Repeat the whole of the data, keeping every detail the same.
== Excerpted data ==
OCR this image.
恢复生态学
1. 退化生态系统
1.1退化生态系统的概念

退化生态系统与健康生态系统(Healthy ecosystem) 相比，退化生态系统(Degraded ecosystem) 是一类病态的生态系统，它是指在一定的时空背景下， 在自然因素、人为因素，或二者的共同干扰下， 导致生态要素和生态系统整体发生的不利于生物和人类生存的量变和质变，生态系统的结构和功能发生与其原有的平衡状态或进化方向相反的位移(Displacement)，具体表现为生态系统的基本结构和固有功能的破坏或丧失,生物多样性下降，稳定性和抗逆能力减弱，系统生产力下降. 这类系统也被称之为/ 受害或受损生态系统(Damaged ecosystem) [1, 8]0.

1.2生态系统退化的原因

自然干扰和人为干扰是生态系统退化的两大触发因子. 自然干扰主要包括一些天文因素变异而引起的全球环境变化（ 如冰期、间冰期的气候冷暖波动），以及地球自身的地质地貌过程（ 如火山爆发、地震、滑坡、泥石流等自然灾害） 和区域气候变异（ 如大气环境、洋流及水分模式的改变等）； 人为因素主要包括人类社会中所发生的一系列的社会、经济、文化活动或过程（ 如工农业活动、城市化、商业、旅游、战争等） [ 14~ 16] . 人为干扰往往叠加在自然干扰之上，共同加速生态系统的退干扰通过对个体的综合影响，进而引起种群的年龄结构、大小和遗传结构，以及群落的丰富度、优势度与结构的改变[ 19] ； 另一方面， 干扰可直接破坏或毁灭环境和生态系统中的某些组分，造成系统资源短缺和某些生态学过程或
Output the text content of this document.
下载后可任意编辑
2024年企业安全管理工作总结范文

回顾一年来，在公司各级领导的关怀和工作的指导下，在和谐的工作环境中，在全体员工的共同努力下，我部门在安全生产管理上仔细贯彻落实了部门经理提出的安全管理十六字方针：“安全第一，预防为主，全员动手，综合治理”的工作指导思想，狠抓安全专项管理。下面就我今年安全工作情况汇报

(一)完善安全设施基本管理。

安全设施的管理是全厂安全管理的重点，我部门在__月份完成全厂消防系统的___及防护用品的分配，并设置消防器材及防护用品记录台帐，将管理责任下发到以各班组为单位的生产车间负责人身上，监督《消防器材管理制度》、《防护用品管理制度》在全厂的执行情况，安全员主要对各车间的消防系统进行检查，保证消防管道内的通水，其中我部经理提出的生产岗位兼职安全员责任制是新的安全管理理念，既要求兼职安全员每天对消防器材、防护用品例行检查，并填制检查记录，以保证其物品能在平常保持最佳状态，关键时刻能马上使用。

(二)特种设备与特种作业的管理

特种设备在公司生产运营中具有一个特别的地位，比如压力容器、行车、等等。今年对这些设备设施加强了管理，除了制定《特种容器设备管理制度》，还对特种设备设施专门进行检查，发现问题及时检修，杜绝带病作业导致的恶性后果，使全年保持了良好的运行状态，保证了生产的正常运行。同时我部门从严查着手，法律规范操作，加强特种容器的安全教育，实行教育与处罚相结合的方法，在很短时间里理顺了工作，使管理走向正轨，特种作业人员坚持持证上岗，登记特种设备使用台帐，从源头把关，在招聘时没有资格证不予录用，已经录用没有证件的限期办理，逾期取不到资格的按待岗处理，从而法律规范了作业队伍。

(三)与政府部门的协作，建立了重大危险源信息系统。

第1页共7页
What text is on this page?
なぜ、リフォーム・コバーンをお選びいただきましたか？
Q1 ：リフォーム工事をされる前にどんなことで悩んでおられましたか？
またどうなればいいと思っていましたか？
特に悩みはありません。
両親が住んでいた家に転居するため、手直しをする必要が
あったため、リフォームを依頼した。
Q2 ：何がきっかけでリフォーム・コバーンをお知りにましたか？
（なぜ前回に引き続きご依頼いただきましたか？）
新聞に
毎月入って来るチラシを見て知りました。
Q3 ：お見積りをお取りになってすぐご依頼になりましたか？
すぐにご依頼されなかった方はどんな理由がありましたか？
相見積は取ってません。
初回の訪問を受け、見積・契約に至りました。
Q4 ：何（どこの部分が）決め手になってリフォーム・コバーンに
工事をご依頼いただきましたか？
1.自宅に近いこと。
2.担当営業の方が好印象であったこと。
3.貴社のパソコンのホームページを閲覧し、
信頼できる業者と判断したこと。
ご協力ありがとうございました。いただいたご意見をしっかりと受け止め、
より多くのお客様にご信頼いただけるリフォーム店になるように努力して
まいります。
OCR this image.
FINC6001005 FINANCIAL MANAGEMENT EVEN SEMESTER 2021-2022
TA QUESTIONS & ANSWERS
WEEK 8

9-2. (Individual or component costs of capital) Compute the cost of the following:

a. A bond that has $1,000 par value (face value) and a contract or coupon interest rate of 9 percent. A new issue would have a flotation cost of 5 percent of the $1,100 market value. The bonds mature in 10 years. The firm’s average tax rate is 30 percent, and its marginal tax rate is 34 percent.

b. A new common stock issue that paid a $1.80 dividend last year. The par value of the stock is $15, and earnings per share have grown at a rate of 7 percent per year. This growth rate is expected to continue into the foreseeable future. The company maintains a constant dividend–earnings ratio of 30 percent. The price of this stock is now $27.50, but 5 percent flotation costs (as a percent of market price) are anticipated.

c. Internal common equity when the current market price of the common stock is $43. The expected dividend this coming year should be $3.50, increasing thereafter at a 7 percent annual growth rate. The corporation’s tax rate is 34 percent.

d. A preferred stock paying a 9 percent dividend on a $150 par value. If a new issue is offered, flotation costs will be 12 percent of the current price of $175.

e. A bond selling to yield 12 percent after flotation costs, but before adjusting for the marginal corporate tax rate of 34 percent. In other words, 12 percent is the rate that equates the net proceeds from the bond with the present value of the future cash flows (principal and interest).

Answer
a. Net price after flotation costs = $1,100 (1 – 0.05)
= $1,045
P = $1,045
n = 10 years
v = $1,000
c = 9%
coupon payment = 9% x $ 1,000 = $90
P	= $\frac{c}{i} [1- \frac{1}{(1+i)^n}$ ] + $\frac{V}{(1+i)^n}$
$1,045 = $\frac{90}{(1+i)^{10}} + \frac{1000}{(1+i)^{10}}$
===
→ Correct response
OCR this image.
恢复生态学
1. 退化生态系统
1.1退化生态系统的概念

退化生态系统与健康生态系统(Healthy ecosystem) 相比，退化生态系统(Degraded ecosystem) 是一类病态的生态系统，它是指在一定的时空背景下， 在自然因素、人为因素，或二者的共同干扰下， 导致生态要素和生态系统整体发生的不利于生物和人类生存的量变和质变，生态系统的结构和功能发生与其原有的平衡状态或进化方向相反的位移(Displacement)，具体表现为生态系统的基本结构和固有功能的破坏或丧失,生物多样性下降，稳定性和抗逆能力减弱，系统生产力下降. 这类系统也被称之为/ 受害或受损生态系统(Damaged ecosystem) [1, 8]0.

1.2生态系统退化的原因

自然干扰和人为干扰是生态系统退化的两大触发因子. 自然干扰主要包括一些天文因素变异而引起的全球环境变化（ 如冰期、间冰期的气候冷暖波动），以及地球自身的地质地貌过程（ 如火山爆发、地震、滑坡、泥石流等自然灾害） 和区域气候变异（ 如大气环境、洋流及水分模式的改变等）； 人为因素主要包括人类社会中所发生的一系列的社会、经济、文化活动或过程（ 如工农业活动、城市化、商业、旅游、战争等） [ 14~ 16] . 人为干扰往往叠加在自然干扰之上，共同加速生态系统的退干扰通过对个体的综合影响，进而引起种群的年龄结构、大小和遗传结构，以及群落的丰富度、优势度与结构的改变[ 19] ； 另一方面， 干扰可直接破坏或毁灭环境和生态系统中的某些组分，造成系统资源短缺和某些生态学过程或
Output the text content of this document.
下载后可任意编辑
2024年企业安全管理工作总结范文

回顾一年来，在公司各级领导的关怀和工作的指导下，在和谐的工作环境中，在全体员工的共同努力下，我部门在安全生产管理上仔细贯彻落实了部门经理提出的安全管理十六字方针：“安全第一，预防为主，全员动手，综合治理”的工作指导思想，狠抓安全专项管理。下面就我今年安全工作情况汇报

(一)完善安全设施基本管理。

安全设施的管理是全厂安全管理的重点，我部门在__月份完成全厂消防系统的___及防护用品的分配，并设置消防器材及防护用品记录台帐，将管理责任下发到以各班组为单位的生产车间负责人身上，监督《消防器材管理制度》、《防护用品管理制度》在全厂的执行情况，安全员主要对各车间的消防系统进行检查，保证消防管道内的通水，其中我部经理提出的生产岗位兼职安全员责任制是新的安全管理理念，既要求兼职安全员每天对消防器材、防护用品例行检查，并填制检查记录，以保证其物品能在平常保持最佳状态，关键时刻能马上使用。

(二)特种设备与特种作业的管理

特种设备在公司生产运营中具有一个特别的地位，比如压力容器、行车、等等。今年对这些设备设施加强了管理，除了制定《特种容器设备管理制度》，还对特种设备设施专门进行检查，发现问题及时检修，杜绝带病作业导致的恶性后果，使全年保持了良好的运行状态，保证了生产的正常运行。同时我部门从严查着手，法律规范操作，加强特种容器的安全教育，实行教育与处罚相结合的方法，在很短时间里理顺了工作，使管理走向正轨，特种作业人员坚持持证上岗，登记特种设备使用台帐，从源头把关，在招聘时没有资格证不予录用，已经录用没有证件的限期办理，逾期取不到资格的按待岗处理，从而法律规范了作业队伍。

(三)与政府部门的协作，建立了重大危险源信息系统。

第1页共7页
What text is on this page?
なぜ、リフォーム・コバーンをお選びいただきましたか？
Q1 ：リフォーム工事をされる前にどんなことで悩んでおられましたか？
またどうなればいいと思っていましたか？
特に悩みはありません。
両親が住んでいた家に転居するため、手直しをする必要が
あったため、リフォームを依頼した。
Q2 ：何がきっかけでリフォーム・コバーンをお知りにましたか？
（なぜ前回に引き続きご依頼いただきましたか？）
新聞に
毎月入って来るチラシを見て知りました。
Q3 ：お見積りをお取りになってすぐご依頼になりましたか？
すぐにご依頼されなかった方はどんな理由がありましたか？
相見積は取ってません。
初回の訪問を受け、見積・契約に至りました。
Q4 ：何（どこの部分が）決め手になってリフォーム・コバーンに
工事をご依頼いただきましたか？
1.自宅に近いこと。
2.担当営業の方が好印象であったこと。
3.貴社のパソコンのホームページを閲覧し、
信頼できる業者と判断したこと。
ご協力ありがとうございました。いただいたご意見をしっかりと受け止め、
より多くのお客様にご信頼いただけるリフォーム店になるように努力して
まいります。
OCR this image.
FINC6001005 FINANCIAL MANAGEMENT EVEN SEMESTER 2021-2022
TA QUESTIONS & ANSWERS
WEEK 8

9-2. (Individual or component costs of capital) Compute the cost of the following:

a. A bond that has $1,000 par value (face value) and a contract or coupon interest rate of 9 percent. A new issue would have a flotation cost of 5 percent of the $1,100 market value. The bonds mature in 10 years. The firm’s average tax rate is 30 percent, and its marginal tax rate is 34 percent.

b. A new common stock issue that paid a $1.80 dividend last year. The par value of the stock is $15, and earnings per share have grown at a rate of 7 percent per year. This growth rate is expected to continue into the foreseeable future. The company maintains a constant dividend–earnings ratio of 30 percent. The price of this stock is now $27.50, but 5 percent flotation costs (as a percent of market price) are anticipated.

c. Internal common equity when the current market price of the common stock is $43. The expected dividend this coming year should be $3.50, increasing thereafter at a 7 percent annual growth rate. The corporation’s tax rate is 34 percent.

d. A preferred stock paying a 9 percent dividend on a $150 par value. If a new issue is offered, flotation costs will be 12 percent of the current price of $175.

e. A bond selling to yield 12 percent after flotation costs, but before adjusting for the marginal corporate tax rate of 34 percent. In other words, 12 percent is the rate that equates the net proceeds from the bond with the present value of the future cash flows (principal and interest).

Answer
a. Net price after flotation costs = $1,100 (1 – 0.05)
= $1,045
P = $1,045
n = 10 years
v = $1,000
c = 9%
coupon payment = 9% x $ 1,000 = $90
P	= $\frac{c}{i} [1- \frac{1}{(1+i)^n}$ ] + $\frac{V}{(1+i)^n}$
$1,045 = $\frac{90}{(1+i)^{10}} + \frac{1000}{(1+i)^{10}}$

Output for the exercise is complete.